**What the task asks:** After locating the line that holds "Give me a plain-text", copy that line and all that follow it word for word through the end of the data, with no pictures.

Page image transcription data
⟨

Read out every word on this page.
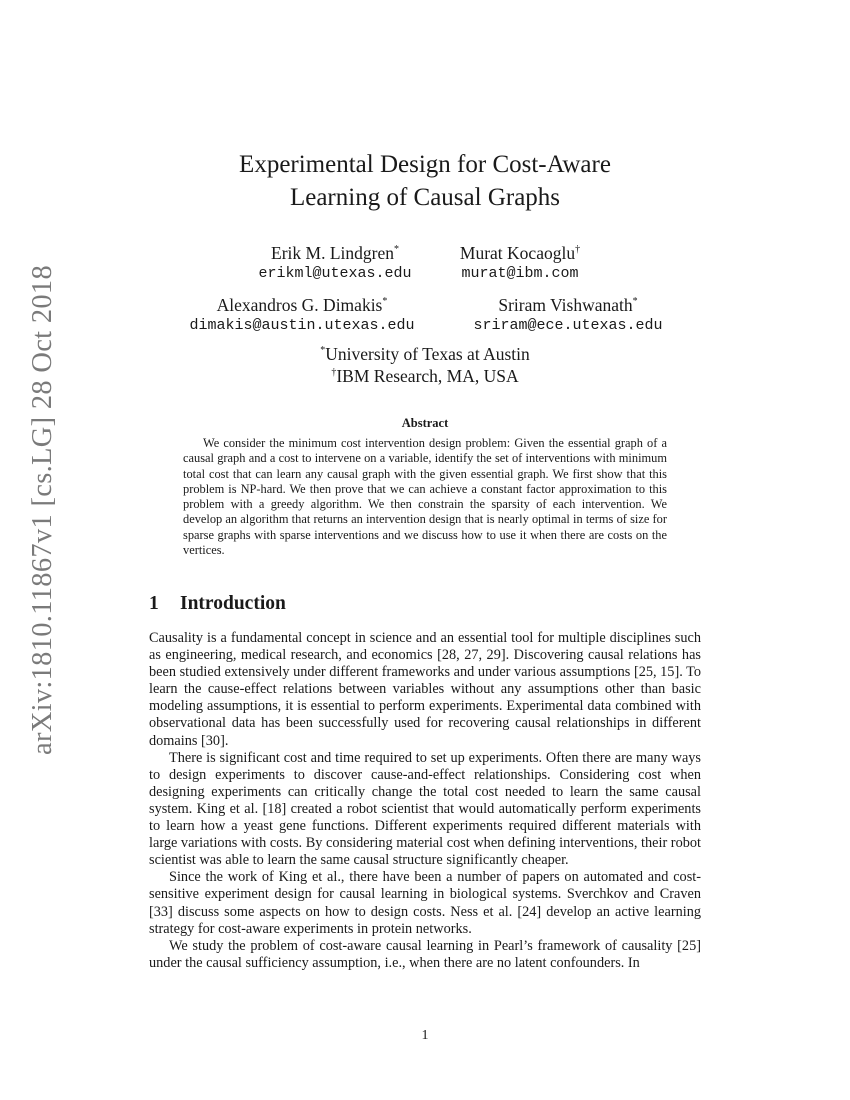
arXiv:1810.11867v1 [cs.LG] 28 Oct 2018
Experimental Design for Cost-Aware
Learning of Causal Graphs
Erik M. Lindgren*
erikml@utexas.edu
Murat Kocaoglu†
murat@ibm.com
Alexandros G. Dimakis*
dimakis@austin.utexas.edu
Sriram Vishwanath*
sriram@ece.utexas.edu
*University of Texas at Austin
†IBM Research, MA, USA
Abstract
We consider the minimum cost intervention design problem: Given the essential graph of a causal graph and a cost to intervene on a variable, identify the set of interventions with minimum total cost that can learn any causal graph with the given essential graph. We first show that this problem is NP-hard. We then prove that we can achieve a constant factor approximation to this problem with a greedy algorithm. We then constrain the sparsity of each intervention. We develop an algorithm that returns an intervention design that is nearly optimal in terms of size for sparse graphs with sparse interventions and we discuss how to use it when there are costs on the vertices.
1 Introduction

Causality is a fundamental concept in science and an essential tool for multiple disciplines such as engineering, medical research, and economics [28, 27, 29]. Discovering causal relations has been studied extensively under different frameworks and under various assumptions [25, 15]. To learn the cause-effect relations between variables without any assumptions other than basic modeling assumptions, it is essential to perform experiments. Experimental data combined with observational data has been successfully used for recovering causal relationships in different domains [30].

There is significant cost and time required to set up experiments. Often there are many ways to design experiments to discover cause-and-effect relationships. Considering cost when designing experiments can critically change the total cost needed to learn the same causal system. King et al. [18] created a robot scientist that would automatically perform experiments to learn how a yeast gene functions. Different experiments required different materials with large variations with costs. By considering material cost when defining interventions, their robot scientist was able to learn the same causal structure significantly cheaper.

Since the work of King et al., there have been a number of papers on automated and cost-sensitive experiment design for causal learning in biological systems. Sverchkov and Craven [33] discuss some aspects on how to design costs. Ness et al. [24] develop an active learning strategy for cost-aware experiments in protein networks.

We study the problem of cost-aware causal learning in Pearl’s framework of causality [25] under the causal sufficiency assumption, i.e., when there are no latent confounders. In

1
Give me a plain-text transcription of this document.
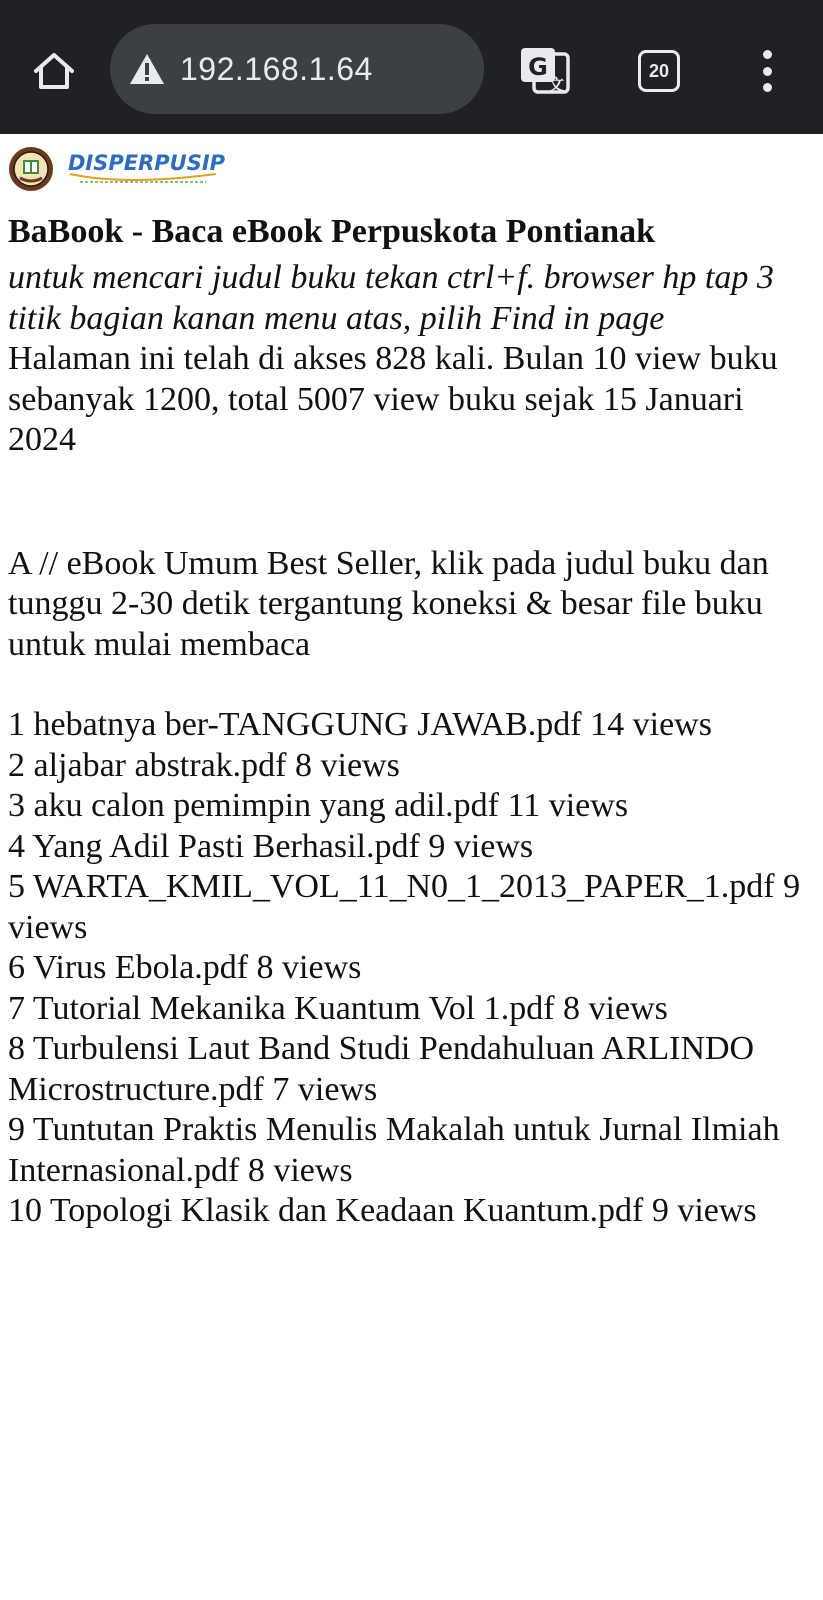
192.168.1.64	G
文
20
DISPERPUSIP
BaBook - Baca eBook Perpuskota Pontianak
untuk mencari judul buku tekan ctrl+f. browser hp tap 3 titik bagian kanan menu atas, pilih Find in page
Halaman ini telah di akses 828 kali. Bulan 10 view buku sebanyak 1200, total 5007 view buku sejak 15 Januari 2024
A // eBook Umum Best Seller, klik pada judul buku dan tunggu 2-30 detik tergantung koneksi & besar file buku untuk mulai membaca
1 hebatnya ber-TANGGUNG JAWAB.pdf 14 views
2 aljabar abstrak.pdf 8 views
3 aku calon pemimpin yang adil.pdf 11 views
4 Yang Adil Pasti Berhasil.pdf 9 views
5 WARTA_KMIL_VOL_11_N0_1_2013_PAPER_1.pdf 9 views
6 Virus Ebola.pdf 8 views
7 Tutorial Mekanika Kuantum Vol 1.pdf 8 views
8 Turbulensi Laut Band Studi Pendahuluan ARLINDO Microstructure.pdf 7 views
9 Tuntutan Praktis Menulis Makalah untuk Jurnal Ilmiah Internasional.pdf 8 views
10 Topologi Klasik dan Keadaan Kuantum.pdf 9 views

⟩

**Result for this task:**
Give me a plain-text transcription of this document.
192.168.1.64	G
文
20
DISPERPUSIP
BaBook - Baca eBook Perpuskota Pontianak
untuk mencari judul buku tekan ctrl+f. browser hp tap 3 titik bagian kanan menu atas, pilih Find in page
Halaman ini telah di akses 828 kali. Bulan 10 view buku sebanyak 1200, total 5007 view buku sejak 15 Januari 2024
A // eBook Umum Best Seller, klik pada judul buku dan tunggu 2-30 detik tergantung koneksi & besar file buku untuk mulai membaca
1 hebatnya ber-TANGGUNG JAWAB.pdf 14 views
2 aljabar abstrak.pdf 8 views
3 aku calon pemimpin yang adil.pdf 11 views
4 Yang Adil Pasti Berhasil.pdf 9 views
5 WARTA_KMIL_VOL_11_N0_1_2013_PAPER_1.pdf 9 views
6 Virus Ebola.pdf 8 views
7 Tutorial Mekanika Kuantum Vol 1.pdf 8 views
8 Turbulensi Laut Band Studi Pendahuluan ARLINDO Microstructure.pdf 7 views
9 Tuntutan Praktis Menulis Makalah untuk Jurnal Ilmiah Internasional.pdf 8 views
10 Topologi Klasik dan Keadaan Kuantum.pdf 9 views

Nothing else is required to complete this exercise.